**Task details:**
Quote the data below in full, minus the images.

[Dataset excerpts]
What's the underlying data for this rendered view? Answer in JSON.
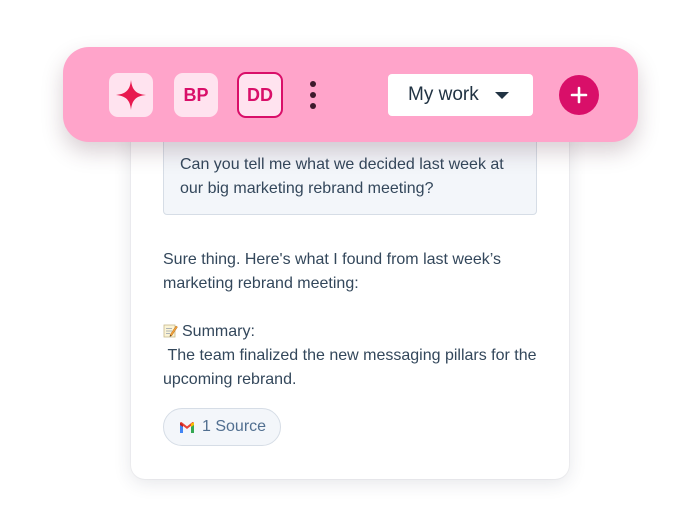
{
  "toolbar": {
    "assistant_icon": "sparkle-icon",
    "avatar_bp": "BP",
    "avatar_dd": "DD",
    "more_icon": "more-vertical-icon",
    "view_select": {
      "selected": "My work"
    },
    "add_icon": "plus-icon",
    "colors": {
      "bar": "#ffa4ca",
      "accent": "#d90f69",
      "tile": "#ffe3ef"
    }
  },
  "chat": {
    "user_message": "Can you tell me what we decided last week at our big marketing rebrand meeting?",
    "reply": {
      "intro": "Sure thing. Here's what I found from last week’s marketing rebrand meeting:",
      "summary_icon": "memo-icon",
      "summary_label": "Summary:",
      "summary_text": " The team finalized the new messaging pillars for the upcoming rebrand."
    },
    "source": {
      "icon": "gmail-icon",
      "label": "1 Source"
    }
  }
}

**Output below:**
What's the underlying data for this rendered view? Answer in JSON.
{
  "toolbar": {
    "assistant_icon": "sparkle-icon",
    "avatar_bp": "BP",
    "avatar_dd": "DD",
    "more_icon": "more-vertical-icon",
    "view_select": {
      "selected": "My work"
    },
    "add_icon": "plus-icon",
    "colors": {
      "bar": "#ffa4ca",
      "accent": "#d90f69",
      "tile": "#ffe3ef"
    }
  },
  "chat": {
    "user_message": "Can you tell me what we decided last week at our big marketing rebrand meeting?",
    "reply": {
      "intro": "Sure thing. Here's what I found from last week’s marketing rebrand meeting:",
      "summary_icon": "memo-icon",
      "summary_label": "Summary:",
      "summary_text": " The team finalized the new messaging pillars for the upcoming rebrand."
    },
    "source": {
      "icon": "gmail-icon",
      "label": "1 Source"
    }
  }
}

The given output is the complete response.